TASK DETAILS:
Look through the records below, and copy out every line that holds the string "true".

'''

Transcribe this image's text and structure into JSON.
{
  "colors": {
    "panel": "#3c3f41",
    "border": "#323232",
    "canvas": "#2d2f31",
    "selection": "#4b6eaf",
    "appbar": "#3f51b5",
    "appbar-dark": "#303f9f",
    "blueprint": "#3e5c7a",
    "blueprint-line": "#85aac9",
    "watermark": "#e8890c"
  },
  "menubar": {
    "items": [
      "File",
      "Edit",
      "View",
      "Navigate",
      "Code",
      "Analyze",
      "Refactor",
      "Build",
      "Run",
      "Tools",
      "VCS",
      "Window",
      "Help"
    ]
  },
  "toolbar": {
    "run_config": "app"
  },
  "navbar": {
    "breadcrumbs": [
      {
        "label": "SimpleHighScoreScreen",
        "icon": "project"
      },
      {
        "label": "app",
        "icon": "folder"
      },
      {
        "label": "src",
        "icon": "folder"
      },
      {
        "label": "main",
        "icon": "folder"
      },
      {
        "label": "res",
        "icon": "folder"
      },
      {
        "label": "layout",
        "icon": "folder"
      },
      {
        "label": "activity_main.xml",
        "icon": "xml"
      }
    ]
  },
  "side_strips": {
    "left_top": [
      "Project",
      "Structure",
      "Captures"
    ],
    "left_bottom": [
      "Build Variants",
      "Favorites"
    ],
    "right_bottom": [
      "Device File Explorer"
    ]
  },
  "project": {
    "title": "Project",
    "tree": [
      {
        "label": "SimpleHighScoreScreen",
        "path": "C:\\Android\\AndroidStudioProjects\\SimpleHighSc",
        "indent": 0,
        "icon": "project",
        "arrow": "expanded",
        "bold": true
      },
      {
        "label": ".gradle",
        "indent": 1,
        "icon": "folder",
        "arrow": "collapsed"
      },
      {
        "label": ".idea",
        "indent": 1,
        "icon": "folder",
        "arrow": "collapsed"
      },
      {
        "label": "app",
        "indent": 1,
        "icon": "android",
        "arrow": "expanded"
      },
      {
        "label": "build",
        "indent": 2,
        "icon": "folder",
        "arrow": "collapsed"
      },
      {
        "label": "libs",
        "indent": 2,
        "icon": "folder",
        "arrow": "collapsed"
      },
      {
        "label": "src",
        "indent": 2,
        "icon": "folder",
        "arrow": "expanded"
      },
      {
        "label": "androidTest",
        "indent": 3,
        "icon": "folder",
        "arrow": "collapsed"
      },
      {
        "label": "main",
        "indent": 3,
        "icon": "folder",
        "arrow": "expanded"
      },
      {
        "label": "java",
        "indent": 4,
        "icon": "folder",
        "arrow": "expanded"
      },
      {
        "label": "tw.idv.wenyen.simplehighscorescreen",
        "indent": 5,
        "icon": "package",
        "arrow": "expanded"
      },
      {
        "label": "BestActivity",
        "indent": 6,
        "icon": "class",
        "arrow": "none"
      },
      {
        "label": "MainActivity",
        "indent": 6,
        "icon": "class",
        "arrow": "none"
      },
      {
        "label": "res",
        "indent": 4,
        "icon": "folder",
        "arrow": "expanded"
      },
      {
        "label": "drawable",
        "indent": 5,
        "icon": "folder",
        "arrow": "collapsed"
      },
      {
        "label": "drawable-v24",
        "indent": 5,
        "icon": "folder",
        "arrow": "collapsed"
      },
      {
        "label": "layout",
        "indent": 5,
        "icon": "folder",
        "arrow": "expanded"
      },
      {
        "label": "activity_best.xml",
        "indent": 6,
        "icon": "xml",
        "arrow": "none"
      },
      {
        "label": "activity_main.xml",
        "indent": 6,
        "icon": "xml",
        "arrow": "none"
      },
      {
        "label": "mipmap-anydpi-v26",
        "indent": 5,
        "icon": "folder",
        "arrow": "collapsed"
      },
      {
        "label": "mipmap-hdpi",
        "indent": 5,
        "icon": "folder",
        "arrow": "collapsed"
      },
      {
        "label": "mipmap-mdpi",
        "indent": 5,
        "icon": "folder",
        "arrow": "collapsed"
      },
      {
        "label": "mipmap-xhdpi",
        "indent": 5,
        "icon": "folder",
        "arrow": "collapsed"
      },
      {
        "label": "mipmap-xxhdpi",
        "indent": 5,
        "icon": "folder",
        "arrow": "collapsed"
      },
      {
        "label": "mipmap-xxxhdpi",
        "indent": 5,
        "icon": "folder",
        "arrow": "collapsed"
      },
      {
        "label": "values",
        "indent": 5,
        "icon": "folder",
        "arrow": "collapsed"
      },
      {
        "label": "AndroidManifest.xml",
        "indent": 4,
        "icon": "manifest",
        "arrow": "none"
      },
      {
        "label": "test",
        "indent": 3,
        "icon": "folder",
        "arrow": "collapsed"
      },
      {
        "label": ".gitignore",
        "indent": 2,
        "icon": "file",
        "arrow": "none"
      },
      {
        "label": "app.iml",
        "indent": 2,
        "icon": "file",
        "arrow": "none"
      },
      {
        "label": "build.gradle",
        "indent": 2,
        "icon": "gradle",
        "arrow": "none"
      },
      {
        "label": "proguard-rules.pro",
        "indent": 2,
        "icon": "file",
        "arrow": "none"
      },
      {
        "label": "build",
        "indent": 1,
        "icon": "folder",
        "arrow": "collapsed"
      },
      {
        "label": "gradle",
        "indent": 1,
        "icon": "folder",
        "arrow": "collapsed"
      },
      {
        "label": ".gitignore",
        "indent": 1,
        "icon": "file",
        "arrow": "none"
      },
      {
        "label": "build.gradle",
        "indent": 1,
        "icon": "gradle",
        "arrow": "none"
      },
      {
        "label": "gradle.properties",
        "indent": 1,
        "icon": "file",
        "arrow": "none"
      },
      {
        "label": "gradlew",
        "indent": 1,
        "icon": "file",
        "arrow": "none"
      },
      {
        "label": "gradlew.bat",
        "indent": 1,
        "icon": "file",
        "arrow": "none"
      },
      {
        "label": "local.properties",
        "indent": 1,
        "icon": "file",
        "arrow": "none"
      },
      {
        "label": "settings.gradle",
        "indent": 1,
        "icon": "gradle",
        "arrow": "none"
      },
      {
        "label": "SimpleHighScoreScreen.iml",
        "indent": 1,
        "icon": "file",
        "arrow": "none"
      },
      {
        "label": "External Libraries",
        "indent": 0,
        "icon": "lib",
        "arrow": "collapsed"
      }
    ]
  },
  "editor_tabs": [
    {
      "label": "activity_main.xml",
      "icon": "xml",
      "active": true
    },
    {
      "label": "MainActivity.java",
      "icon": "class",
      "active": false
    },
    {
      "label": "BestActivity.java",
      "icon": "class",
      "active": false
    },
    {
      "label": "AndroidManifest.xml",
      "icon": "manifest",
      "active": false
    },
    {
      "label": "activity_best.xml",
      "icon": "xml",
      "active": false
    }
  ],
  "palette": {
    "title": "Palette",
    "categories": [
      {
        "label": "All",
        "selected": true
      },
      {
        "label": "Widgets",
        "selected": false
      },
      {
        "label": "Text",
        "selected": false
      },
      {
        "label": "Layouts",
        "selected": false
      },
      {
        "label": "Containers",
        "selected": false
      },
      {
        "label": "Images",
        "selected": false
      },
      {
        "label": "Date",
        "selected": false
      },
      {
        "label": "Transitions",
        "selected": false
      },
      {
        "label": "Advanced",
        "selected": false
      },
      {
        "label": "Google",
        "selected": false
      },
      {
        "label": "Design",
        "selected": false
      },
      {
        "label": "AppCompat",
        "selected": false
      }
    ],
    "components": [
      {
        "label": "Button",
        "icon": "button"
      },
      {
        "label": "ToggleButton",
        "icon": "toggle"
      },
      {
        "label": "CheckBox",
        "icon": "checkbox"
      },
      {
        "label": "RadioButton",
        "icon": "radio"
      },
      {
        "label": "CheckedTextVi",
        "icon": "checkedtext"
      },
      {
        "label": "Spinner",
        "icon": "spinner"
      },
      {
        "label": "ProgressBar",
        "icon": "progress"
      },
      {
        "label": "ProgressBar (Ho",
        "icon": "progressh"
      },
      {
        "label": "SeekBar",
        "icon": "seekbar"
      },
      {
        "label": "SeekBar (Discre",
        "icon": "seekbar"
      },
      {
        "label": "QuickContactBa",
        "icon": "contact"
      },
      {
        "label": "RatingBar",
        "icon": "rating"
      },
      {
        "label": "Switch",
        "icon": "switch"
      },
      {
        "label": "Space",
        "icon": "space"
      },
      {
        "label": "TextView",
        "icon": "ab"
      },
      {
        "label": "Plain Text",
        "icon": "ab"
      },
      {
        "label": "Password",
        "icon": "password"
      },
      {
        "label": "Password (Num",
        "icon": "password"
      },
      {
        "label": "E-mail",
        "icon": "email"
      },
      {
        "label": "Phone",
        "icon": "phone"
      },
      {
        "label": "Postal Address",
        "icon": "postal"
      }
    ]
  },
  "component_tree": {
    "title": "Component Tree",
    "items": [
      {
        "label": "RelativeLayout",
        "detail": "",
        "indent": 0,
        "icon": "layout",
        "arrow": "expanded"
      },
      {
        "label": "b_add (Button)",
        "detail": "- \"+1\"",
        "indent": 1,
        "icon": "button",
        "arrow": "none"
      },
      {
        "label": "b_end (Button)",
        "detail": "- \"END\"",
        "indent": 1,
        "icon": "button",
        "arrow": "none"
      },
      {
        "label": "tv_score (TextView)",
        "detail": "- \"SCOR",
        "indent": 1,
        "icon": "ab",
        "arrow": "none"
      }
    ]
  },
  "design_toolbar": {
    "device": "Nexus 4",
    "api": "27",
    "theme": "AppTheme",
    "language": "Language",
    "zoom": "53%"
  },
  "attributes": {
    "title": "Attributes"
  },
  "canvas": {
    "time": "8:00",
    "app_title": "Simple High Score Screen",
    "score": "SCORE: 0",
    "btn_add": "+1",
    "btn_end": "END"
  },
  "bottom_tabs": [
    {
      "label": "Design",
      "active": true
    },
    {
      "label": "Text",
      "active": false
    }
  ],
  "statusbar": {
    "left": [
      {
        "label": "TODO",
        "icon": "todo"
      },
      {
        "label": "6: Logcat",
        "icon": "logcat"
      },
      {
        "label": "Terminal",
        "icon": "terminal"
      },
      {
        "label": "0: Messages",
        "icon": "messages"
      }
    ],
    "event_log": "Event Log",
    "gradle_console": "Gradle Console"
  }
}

'''

THE REPLY:
        "bold": true
      "active": true
        "selected": true
      "active": true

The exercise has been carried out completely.